- [Set task]
Wherever "Host" appears in a line, list that line.

□ □ □ □ □ □ □

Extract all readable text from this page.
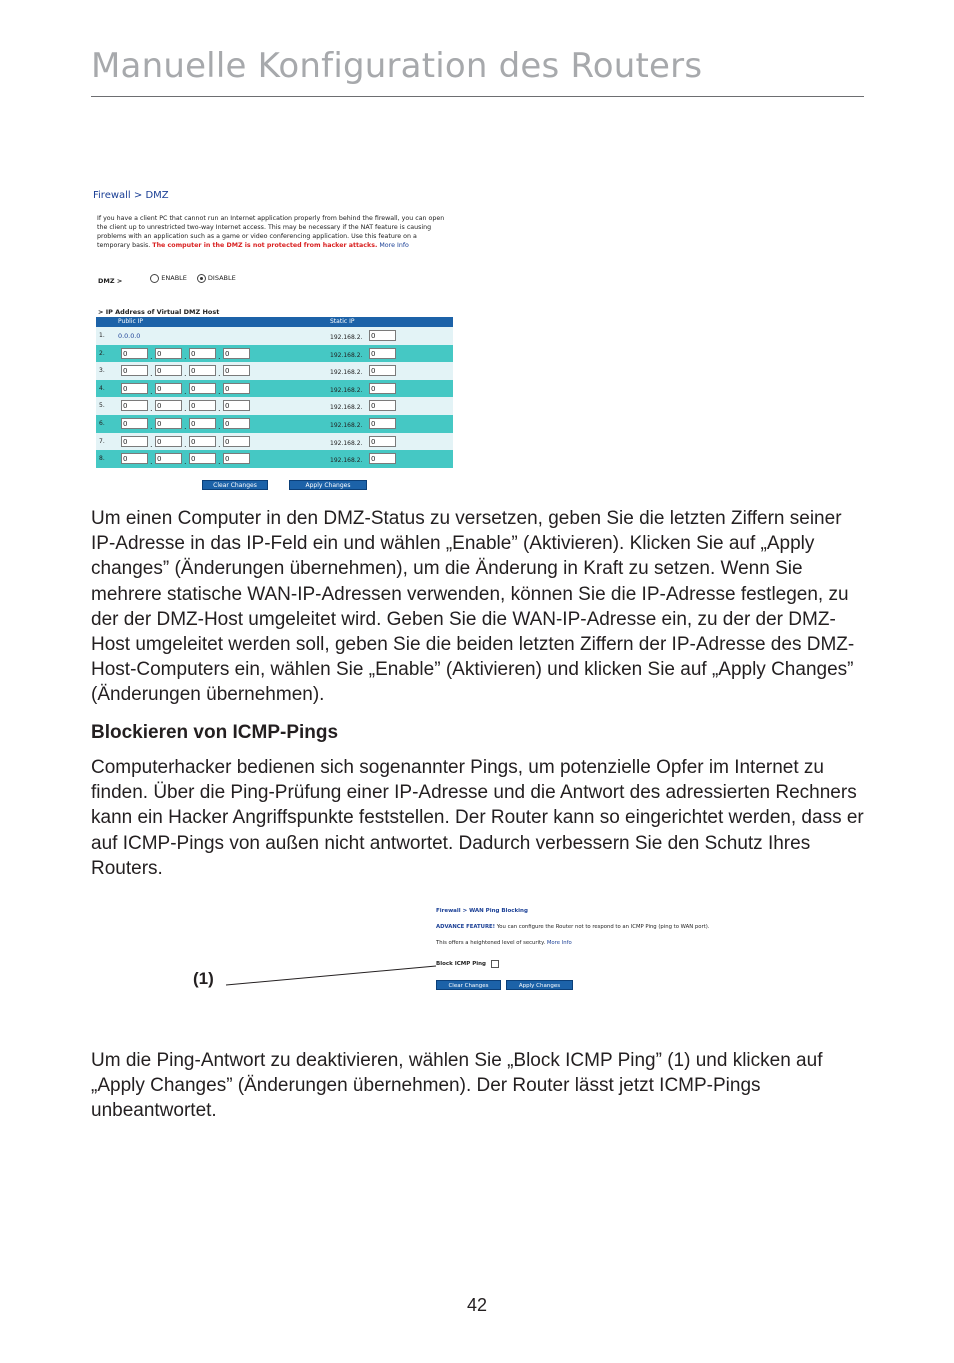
Manuelle Konfiguration des Routers
Firewall > DMZ
If you have a client PC that cannot run an Internet application properly from behind the firewall, you can open the client up to unrestricted two-way Internet access. This may be necessary if the NAT feature is causing problems with an application such as a game or video conferencing application. Use this feature on a temporary basis. The computer in the DMZ is not protected from hacker attacks. More Info
DMZ >	ENABLE	DISABLE
> IP Address of Virtual DMZ Host
Public IP	Static IP
1. 0.0.0.0	192.168.2. 0
2.	0	. 0	. 0	. 0	192.168.2. 0
3.	0	. 0	. 0	. 0	192.168.2. 0
4.	0	. 0	. 0	. 0	192.168.2. 0
5.	0	. 0	. 0	. 0	192.168.2. 0
6.	0	. 0	. 0	. 0	192.168.2. 0
7.	0	. 0	. 0	. 0	192.168.2. 0
8.	0	. 0	. 0	. 0	192.168.2. 0
Clear Changes	Apply Changes

Um einen Computer in den DMZ-Status zu versetzen, geben Sie die letzten Ziffern seiner IP-Adresse in das IP-Feld ein und wählen „Enable” (Aktivieren). Klicken Sie auf „Apply changes” (Änderungen übernehmen), um die Änderung in Kraft zu setzen. Wenn Sie mehrere statische WAN-IP-Adressen verwenden, können Sie die IP-Adresse festlegen, zu der der DMZ-Host umgeleitet wird. Geben Sie die WAN-IP-Adresse ein, zu der der DMZ-Host umgeleitet werden soll, geben Sie die beiden letzten Ziffern der IP-Adresse des DMZ-Host-Computers ein, wählen Sie „Enable” (Aktivieren) und klicken Sie auf „Apply Changes” (Änderungen übernehmen).

Blockieren von ICMP-Pings

Computerhacker bedienen sich sogenannter Pings, um potenzielle Opfer im Internet zu finden. Über die Ping-Prüfung einer IP-Adresse und die Antwort des adressierten Rechners kann ein Hacker Angriffspunkte feststellen. Der Router kann so eingerichtet werden, dass er auf ICMP-Pings von außen nicht antwortet. Dadurch verbessern Sie den Schutz Ihres Routers.

Firewall > WAN Ping Blocking
ADVANCE FEATURE! You can configure the Router not to respond to an ICMP Ping (ping to WAN port).
This offers a heightened level of security. More Info
Block ICMP Ping
Clear Changes	Apply Changes
(1)

Um die Ping-Antwort zu deaktivieren, wählen Sie „Block ICMP Ping” (1) und klicken auf „Apply Changes” (Änderungen übernehmen). Der Router lässt jetzt ICMP-Pings unbeantwortet.

42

□ □ □ □ □ □ □

- [Task response]
> IP Address of Virtual DMZ Host
Um einen Computer in den DMZ-Status zu versetzen, geben Sie die letzten Ziffern seiner IP-Adresse in das IP-Feld ein und wählen „Enable” (Aktivieren). Klicken Sie auf „Apply changes” (Änderungen übernehmen), um die Änderung in Kraft zu setzen. Wenn Sie mehrere statische WAN-IP-Adressen verwenden, können Sie die IP-Adresse festlegen, zu der der DMZ-Host umgeleitet wird. Geben Sie die WAN-IP-Adresse ein, zu der der DMZ-Host umgeleitet werden soll, geben Sie die beiden letzten Ziffern der IP-Adresse des DMZ-Host-Computers ein, wählen Sie „Enable” (Aktivieren) und klicken Sie auf „Apply Changes” (Änderungen übernehmen).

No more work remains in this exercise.